:: TASK STATEMENT ::
Pull out the lines of the material starting at the one containing "Itemize the components" and ending at the one containing "link-cable (510, 482, 1160, 498)", and copy them without any change.

[Records of where elements show up]
• • •

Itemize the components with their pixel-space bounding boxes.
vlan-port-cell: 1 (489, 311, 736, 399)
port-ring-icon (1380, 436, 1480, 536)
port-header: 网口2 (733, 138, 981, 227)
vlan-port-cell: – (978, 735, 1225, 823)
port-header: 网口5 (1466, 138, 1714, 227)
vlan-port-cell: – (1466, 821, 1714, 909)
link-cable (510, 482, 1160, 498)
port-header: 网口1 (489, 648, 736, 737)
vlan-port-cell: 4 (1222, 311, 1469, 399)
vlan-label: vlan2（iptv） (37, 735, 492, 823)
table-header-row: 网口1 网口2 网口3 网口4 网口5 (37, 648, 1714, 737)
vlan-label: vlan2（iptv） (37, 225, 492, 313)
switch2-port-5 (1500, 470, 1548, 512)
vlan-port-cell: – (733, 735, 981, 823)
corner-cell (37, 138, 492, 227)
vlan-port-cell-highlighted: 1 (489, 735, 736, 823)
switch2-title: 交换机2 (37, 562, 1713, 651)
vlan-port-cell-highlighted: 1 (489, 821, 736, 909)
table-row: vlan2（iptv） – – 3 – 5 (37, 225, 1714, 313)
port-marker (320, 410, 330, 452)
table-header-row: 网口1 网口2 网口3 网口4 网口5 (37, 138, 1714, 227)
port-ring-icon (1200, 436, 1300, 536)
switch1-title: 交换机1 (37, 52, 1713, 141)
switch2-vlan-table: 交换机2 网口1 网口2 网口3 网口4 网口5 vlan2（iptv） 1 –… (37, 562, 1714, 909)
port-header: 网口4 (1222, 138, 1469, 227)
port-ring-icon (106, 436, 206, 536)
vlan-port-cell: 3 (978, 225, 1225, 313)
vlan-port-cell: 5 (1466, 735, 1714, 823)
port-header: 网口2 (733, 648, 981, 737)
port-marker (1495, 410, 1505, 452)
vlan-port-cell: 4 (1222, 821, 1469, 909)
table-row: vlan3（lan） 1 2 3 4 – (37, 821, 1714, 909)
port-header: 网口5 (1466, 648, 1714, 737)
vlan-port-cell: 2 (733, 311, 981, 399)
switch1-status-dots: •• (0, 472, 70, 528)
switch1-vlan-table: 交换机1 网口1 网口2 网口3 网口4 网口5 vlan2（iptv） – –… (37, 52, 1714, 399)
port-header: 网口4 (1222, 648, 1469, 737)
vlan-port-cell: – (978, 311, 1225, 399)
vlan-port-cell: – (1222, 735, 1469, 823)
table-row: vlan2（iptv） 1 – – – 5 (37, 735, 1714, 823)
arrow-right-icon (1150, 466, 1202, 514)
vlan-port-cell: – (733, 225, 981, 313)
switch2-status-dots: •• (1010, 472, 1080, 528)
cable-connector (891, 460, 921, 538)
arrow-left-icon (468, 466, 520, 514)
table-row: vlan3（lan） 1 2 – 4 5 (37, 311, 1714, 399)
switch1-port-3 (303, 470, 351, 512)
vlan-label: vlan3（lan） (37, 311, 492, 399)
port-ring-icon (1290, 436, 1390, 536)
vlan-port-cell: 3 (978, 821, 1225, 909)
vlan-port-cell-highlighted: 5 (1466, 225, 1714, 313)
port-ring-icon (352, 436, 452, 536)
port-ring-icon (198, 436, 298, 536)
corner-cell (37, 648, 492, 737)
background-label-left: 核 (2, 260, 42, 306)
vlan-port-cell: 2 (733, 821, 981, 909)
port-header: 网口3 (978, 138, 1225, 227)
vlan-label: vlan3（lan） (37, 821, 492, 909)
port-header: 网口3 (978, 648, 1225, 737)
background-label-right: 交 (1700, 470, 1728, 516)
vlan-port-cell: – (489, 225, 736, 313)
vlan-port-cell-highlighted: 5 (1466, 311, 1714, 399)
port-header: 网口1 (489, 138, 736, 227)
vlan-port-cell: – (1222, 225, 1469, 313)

• • •

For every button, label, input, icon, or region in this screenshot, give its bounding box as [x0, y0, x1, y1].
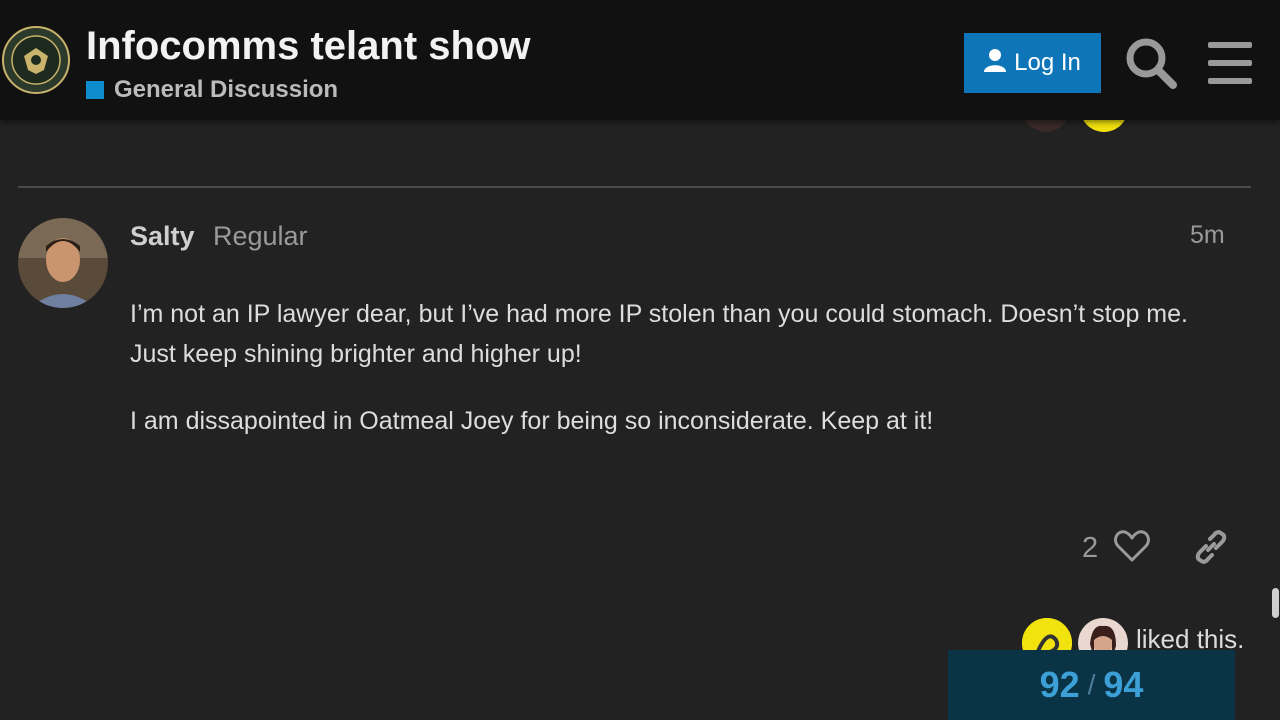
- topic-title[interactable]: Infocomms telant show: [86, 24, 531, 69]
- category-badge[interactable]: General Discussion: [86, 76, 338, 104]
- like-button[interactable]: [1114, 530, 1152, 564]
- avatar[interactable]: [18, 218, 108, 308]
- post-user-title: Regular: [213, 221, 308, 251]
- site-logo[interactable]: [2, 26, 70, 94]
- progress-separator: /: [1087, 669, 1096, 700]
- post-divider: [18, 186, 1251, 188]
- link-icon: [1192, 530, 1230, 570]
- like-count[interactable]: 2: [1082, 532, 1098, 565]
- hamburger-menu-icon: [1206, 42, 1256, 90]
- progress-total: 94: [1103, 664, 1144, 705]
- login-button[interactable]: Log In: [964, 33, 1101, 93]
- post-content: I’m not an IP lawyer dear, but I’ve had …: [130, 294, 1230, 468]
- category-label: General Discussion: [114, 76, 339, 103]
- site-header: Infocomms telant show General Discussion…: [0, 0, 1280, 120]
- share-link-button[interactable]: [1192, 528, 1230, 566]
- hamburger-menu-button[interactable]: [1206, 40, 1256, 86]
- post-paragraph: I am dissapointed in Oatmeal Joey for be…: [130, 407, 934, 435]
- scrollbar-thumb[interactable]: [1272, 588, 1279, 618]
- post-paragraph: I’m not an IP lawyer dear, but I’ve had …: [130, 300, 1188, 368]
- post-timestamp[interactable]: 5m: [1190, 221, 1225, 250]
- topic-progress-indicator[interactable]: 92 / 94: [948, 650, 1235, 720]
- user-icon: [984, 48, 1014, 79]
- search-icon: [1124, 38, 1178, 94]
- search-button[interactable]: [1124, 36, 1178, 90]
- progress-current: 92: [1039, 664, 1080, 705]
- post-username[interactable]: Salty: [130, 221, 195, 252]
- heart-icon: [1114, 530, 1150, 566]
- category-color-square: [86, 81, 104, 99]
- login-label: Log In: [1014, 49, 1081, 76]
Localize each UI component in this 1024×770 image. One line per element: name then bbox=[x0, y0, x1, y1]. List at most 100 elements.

• • •

:: SOLUTION TO THE EXERCISE ::
Itemize the components with their pixel-space bounding boxes.
vlan-port-cell: 1 (489, 311, 736, 399)
port-ring-icon (1380, 436, 1480, 536)
port-header: 网口2 (733, 138, 981, 227)
vlan-port-cell: – (978, 735, 1225, 823)
port-header: 网口5 (1466, 138, 1714, 227)
vlan-port-cell: – (1466, 821, 1714, 909)
link-cable (510, 482, 1160, 498)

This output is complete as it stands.